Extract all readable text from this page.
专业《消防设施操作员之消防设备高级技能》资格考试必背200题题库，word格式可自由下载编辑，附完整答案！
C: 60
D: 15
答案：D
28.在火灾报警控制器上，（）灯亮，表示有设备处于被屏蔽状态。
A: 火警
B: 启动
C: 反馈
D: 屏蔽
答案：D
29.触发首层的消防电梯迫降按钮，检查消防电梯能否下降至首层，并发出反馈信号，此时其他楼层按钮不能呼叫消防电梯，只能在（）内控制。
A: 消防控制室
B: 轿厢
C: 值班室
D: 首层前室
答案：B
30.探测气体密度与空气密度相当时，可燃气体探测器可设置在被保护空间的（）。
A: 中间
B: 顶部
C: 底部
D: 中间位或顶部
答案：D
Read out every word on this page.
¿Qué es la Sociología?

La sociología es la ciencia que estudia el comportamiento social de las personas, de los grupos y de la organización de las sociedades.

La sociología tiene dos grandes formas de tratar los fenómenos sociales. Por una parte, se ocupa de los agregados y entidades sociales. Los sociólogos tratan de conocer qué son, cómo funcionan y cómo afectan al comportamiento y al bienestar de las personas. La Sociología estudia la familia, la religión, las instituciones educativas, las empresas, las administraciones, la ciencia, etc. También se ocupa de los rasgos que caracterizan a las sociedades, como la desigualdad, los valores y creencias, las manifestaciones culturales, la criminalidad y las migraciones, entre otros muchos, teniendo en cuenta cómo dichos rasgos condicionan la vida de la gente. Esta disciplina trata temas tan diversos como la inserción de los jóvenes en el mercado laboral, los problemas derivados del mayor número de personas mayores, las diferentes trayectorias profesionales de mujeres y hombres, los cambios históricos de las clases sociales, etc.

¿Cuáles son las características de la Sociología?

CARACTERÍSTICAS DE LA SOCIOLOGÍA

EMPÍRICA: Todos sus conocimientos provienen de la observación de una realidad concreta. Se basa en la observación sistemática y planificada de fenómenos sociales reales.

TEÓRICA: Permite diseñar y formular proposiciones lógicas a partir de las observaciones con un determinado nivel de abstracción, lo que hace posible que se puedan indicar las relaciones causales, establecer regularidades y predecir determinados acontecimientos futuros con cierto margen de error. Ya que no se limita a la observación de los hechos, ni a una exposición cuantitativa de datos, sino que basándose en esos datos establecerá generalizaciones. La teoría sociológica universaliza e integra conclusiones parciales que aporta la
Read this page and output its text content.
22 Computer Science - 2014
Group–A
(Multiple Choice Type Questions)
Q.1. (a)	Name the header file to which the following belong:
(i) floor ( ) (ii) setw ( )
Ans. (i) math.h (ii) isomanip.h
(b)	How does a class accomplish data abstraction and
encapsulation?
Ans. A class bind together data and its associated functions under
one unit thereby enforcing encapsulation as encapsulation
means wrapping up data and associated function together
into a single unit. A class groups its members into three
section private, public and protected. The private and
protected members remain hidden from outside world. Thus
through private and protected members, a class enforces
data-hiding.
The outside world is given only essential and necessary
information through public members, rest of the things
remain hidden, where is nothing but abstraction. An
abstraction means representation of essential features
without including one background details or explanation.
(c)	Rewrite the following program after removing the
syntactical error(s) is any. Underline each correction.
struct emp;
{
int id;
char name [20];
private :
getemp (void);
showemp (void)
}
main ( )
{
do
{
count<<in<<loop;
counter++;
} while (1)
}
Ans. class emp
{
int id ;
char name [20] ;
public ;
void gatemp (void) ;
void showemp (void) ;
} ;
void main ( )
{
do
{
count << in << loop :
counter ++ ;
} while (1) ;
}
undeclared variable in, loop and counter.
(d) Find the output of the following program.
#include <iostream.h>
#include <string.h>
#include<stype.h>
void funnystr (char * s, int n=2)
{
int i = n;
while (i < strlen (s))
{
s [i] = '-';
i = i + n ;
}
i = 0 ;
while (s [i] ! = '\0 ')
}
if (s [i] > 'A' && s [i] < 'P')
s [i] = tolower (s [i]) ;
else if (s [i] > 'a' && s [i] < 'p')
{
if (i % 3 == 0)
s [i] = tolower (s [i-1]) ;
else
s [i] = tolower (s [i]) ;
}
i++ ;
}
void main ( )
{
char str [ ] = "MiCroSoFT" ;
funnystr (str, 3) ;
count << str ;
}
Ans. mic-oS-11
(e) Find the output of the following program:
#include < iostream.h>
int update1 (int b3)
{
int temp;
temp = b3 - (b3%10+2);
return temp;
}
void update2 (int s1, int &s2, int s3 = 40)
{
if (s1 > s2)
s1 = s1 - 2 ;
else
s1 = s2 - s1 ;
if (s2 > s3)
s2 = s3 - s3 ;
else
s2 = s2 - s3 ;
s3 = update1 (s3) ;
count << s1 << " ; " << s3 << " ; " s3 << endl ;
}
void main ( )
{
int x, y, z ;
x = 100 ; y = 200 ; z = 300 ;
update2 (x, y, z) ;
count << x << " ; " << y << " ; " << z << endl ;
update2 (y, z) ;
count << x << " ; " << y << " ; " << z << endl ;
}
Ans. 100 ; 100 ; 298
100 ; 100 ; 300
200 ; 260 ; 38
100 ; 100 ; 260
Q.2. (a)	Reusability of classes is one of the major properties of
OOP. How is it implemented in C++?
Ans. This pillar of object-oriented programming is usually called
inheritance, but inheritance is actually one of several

^^^^^^^^

**Your task**
Set every line of the listing down word for word.

**Answer below**
Extract all readable text from this page.
专业《消防设施操作员之消防设备高级技能》资格考试必背200题题库，word格式可自由下载编辑，附完整答案！
C: 60
D: 15
答案：D
28.在火灾报警控制器上，（）灯亮，表示有设备处于被屏蔽状态。
A: 火警
B: 启动
C: 反馈
D: 屏蔽
答案：D
29.触发首层的消防电梯迫降按钮，检查消防电梯能否下降至首层，并发出反馈信号，此时其他楼层按钮不能呼叫消防电梯，只能在（）内控制。
A: 消防控制室
B: 轿厢
C: 值班室
D: 首层前室
答案：B
30.探测气体密度与空气密度相当时，可燃气体探测器可设置在被保护空间的（）。
A: 中间
B: 顶部
C: 底部
D: 中间位或顶部
答案：D
Read out every word on this page.
¿Qué es la Sociología?

La sociología es la ciencia que estudia el comportamiento social de las personas, de los grupos y de la organización de las sociedades.

La sociología tiene dos grandes formas de tratar los fenómenos sociales. Por una parte, se ocupa de los agregados y entidades sociales. Los sociólogos tratan de conocer qué son, cómo funcionan y cómo afectan al comportamiento y al bienestar de las personas. La Sociología estudia la familia, la religión, las instituciones educativas, las empresas, las administraciones, la ciencia, etc. También se ocupa de los rasgos que caracterizan a las sociedades, como la desigualdad, los valores y creencias, las manifestaciones culturales, la criminalidad y las migraciones, entre otros muchos, teniendo en cuenta cómo dichos rasgos condicionan la vida de la gente. Esta disciplina trata temas tan diversos como la inserción de los jóvenes en el mercado laboral, los problemas derivados del mayor número de personas mayores, las diferentes trayectorias profesionales de mujeres y hombres, los cambios históricos de las clases sociales, etc.

¿Cuáles son las características de la Sociología?

CARACTERÍSTICAS DE LA SOCIOLOGÍA

EMPÍRICA: Todos sus conocimientos provienen de la observación de una realidad concreta. Se basa en la observación sistemática y planificada de fenómenos sociales reales.

TEÓRICA: Permite diseñar y formular proposiciones lógicas a partir de las observaciones con un determinado nivel de abstracción, lo que hace posible que se puedan indicar las relaciones causales, establecer regularidades y predecir determinados acontecimientos futuros con cierto margen de error. Ya que no se limita a la observación de los hechos, ni a una exposición cuantitativa de datos, sino que basándose en esos datos establecerá generalizaciones. La teoría sociológica universaliza e integra conclusiones parciales que aporta la
Read this page and output its text content.
22 Computer Science - 2014
Group–A
(Multiple Choice Type Questions)
Q.1. (a)	Name the header file to which the following belong:
(i) floor ( ) (ii) setw ( )
Ans. (i) math.h (ii) isomanip.h
(b)	How does a class accomplish data abstraction and
encapsulation?
Ans. A class bind together data and its associated functions under
one unit thereby enforcing encapsulation as encapsulation
means wrapping up data and associated function together
into a single unit. A class groups its members into three
section private, public and protected. The private and
protected members remain hidden from outside world. Thus
through private and protected members, a class enforces
data-hiding.
The outside world is given only essential and necessary
information through public members, rest of the things
remain hidden, where is nothing but abstraction. An
abstraction means representation of essential features
without including one background details or explanation.
(c)	Rewrite the following program after removing the
syntactical error(s) is any. Underline each correction.
struct emp;
{
int id;
char name [20];
private :
getemp (void);
showemp (void)
}
main ( )
{
do
{
count<<in<<loop;
counter++;
} while (1)
}
Ans. class emp
{
int id ;
char name [20] ;
public ;
void gatemp (void) ;
void showemp (void) ;
} ;
void main ( )
{
do
{
count << in << loop :
counter ++ ;
} while (1) ;
}
undeclared variable in, loop and counter.
(d) Find the output of the following program.
#include <iostream.h>
#include <string.h>
#include<stype.h>
void funnystr (char * s, int n=2)
{
int i = n;
while (i < strlen (s))
{
s [i] = '-';
i = i + n ;
}
i = 0 ;
while (s [i] ! = '\0 ')
}
if (s [i] > 'A' && s [i] < 'P')
s [i] = tolower (s [i]) ;
else if (s [i] > 'a' && s [i] < 'p')
{
if (i % 3 == 0)
s [i] = tolower (s [i-1]) ;
else
s [i] = tolower (s [i]) ;
}
i++ ;
}
void main ( )
{
char str [ ] = "MiCroSoFT" ;
funnystr (str, 3) ;
count << str ;
}
Ans. mic-oS-11
(e) Find the output of the following program:
#include < iostream.h>
int update1 (int b3)
{
int temp;
temp = b3 - (b3%10+2);
return temp;
}
void update2 (int s1, int &s2, int s3 = 40)
{
if (s1 > s2)
s1 = s1 - 2 ;
else
s1 = s2 - s1 ;
if (s2 > s3)
s2 = s3 - s3 ;
else
s2 = s2 - s3 ;
s3 = update1 (s3) ;
count << s1 << " ; " << s3 << " ; " s3 << endl ;
}
void main ( )
{
int x, y, z ;
x = 100 ; y = 200 ; z = 300 ;
update2 (x, y, z) ;
count << x << " ; " << y << " ; " << z << endl ;
update2 (y, z) ;
count << x << " ; " << y << " ; " << z << endl ;
}
Ans. 100 ; 100 ; 298
100 ; 100 ; 300
200 ; 260 ; 38
100 ; 100 ; 260
Q.2. (a)	Reusability of classes is one of the major properties of
OOP. How is it implemented in C++?
Ans. This pillar of object-oriented programming is usually called
inheritance, but inheritance is actually one of several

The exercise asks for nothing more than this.